## TASK GOAL
Extract all lines from the data beneath that include the word "INDIGENA".

|---|

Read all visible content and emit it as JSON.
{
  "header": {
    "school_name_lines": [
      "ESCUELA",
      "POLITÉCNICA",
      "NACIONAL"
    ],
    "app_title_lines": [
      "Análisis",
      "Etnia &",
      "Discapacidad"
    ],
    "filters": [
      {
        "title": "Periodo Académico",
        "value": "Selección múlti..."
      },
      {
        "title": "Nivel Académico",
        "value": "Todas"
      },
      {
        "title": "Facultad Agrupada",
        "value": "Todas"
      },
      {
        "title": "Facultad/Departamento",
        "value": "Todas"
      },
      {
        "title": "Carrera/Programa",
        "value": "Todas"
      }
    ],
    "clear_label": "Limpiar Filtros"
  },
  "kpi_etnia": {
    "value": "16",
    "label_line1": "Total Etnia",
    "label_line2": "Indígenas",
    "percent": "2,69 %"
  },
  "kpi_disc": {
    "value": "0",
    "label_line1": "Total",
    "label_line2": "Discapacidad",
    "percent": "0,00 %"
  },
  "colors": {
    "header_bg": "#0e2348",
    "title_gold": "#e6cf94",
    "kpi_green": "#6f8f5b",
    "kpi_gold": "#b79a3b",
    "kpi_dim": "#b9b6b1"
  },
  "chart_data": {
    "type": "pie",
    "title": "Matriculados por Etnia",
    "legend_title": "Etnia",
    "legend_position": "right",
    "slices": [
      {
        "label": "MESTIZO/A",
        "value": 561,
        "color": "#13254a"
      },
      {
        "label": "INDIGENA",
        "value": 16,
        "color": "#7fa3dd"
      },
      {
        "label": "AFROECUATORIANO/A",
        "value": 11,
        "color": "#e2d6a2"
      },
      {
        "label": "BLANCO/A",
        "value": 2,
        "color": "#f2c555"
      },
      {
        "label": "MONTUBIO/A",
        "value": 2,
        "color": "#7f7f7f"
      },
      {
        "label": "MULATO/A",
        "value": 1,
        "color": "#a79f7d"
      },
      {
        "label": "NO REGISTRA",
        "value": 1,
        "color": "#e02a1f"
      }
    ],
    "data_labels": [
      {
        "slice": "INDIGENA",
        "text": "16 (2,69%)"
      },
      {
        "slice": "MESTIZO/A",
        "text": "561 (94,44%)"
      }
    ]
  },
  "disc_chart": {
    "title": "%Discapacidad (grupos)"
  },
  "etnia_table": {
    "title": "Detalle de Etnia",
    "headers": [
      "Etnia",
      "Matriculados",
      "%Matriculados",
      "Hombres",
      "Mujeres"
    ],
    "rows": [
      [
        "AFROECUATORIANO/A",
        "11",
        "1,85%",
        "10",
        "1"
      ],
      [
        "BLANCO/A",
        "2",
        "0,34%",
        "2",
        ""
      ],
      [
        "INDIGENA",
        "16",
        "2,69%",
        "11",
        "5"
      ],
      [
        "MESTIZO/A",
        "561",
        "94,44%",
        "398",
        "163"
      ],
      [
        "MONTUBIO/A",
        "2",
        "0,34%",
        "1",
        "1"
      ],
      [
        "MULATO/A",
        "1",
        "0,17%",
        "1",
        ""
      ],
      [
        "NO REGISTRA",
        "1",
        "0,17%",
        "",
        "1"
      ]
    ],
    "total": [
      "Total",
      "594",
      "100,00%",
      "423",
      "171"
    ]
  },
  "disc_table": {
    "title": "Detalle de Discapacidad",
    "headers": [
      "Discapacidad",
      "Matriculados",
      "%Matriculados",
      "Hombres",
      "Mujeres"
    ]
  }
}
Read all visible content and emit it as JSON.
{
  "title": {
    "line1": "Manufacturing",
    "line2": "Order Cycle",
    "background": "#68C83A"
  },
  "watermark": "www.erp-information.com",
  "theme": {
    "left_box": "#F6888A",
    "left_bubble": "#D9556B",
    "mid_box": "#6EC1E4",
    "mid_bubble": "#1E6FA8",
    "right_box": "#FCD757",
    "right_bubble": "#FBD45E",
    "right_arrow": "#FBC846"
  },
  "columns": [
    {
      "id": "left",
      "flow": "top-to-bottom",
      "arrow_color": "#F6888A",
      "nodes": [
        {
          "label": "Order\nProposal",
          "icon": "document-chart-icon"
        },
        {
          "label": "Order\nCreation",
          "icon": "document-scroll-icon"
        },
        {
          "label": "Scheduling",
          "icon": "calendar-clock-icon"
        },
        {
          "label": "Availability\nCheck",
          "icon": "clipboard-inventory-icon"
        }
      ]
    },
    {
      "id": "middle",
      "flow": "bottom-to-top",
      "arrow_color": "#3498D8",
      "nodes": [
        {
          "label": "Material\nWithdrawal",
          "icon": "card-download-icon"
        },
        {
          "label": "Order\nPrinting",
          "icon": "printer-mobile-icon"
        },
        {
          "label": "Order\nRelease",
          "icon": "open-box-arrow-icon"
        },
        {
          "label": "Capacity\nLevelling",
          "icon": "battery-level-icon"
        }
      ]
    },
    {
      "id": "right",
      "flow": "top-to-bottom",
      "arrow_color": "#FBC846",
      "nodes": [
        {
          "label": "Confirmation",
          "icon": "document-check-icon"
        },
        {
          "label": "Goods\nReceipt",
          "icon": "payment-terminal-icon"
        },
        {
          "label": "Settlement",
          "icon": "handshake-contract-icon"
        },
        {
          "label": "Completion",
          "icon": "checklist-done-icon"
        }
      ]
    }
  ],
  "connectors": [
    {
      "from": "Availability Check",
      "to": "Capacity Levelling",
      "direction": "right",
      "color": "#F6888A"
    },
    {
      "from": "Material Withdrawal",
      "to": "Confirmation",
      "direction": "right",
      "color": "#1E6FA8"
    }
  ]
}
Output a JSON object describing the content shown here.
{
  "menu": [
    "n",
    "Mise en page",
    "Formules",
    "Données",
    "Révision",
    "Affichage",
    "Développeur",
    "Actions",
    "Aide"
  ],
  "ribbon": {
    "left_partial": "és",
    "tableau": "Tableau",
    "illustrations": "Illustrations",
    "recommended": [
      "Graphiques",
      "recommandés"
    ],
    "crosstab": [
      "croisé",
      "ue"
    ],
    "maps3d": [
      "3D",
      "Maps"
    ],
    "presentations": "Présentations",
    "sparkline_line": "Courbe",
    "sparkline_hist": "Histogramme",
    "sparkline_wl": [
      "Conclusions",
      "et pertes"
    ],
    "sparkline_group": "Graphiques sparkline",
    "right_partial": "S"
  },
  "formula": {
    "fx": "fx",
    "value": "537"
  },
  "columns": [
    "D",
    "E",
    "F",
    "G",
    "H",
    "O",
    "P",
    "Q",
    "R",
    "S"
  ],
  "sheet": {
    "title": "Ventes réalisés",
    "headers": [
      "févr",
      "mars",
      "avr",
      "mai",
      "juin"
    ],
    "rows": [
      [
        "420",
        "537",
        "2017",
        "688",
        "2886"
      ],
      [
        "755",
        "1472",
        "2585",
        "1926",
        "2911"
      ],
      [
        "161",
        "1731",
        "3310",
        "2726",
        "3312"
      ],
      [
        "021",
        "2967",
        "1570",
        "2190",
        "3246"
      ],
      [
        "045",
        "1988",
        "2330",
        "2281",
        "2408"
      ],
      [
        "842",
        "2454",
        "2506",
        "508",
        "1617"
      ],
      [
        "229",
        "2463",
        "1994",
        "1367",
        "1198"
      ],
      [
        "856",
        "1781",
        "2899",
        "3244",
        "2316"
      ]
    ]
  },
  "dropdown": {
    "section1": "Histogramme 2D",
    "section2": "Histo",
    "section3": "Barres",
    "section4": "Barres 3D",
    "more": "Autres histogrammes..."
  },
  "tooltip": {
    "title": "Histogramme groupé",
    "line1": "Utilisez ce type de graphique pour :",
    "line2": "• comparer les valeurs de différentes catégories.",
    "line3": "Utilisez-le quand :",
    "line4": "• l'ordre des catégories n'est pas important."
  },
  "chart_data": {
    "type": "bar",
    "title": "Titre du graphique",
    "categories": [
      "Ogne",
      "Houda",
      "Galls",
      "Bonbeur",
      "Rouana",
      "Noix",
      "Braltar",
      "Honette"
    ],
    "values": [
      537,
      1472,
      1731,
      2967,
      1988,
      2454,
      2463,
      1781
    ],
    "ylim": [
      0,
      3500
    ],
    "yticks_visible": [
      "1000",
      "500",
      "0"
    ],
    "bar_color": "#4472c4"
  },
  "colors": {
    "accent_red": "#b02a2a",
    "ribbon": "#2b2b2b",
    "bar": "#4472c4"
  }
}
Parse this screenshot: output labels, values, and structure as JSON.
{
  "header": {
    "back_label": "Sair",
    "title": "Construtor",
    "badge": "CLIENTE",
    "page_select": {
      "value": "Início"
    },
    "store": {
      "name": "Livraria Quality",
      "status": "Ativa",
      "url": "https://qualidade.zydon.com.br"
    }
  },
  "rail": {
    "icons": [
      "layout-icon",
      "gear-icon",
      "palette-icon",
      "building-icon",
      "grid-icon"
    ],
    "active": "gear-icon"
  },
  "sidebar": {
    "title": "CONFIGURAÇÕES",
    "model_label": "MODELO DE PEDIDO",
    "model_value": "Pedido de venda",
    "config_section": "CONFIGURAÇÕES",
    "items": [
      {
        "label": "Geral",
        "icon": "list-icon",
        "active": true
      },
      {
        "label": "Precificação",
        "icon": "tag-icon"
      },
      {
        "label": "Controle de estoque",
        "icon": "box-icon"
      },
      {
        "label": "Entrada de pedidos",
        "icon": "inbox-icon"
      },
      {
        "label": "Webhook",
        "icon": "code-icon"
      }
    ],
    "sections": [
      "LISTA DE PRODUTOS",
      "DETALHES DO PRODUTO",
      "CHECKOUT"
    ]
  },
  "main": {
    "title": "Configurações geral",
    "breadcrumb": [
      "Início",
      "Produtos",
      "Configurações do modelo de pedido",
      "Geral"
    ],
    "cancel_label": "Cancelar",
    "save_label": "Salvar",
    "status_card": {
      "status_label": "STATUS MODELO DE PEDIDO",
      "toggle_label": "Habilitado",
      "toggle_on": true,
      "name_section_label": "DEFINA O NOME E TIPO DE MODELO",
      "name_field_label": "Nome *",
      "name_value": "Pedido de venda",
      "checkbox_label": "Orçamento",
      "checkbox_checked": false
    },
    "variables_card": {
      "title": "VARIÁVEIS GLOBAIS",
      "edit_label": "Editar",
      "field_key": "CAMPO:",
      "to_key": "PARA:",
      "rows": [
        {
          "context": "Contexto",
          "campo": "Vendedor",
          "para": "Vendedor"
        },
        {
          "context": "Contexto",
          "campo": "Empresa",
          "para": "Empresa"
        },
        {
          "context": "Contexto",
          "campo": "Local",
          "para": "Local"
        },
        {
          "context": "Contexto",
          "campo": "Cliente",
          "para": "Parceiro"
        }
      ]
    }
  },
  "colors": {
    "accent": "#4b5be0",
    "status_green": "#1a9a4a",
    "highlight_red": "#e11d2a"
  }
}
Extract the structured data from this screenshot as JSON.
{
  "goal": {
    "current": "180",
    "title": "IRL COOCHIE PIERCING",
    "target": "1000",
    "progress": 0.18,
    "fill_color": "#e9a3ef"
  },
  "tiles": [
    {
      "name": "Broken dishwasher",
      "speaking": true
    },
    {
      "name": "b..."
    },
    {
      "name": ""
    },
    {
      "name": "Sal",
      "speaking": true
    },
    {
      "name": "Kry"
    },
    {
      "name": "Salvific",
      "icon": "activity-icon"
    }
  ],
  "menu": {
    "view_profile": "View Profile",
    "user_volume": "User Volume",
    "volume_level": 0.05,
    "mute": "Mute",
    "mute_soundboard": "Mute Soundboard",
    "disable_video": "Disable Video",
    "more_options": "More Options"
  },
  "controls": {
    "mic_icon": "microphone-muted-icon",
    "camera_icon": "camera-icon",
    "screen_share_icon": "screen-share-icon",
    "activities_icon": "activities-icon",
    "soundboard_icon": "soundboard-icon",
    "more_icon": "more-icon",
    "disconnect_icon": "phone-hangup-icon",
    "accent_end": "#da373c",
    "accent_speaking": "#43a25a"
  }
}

|---|

## PROBLEM SOLUTION
        "label": "INDIGENA",
        "slice": "INDIGENA",
        "INDIGENA",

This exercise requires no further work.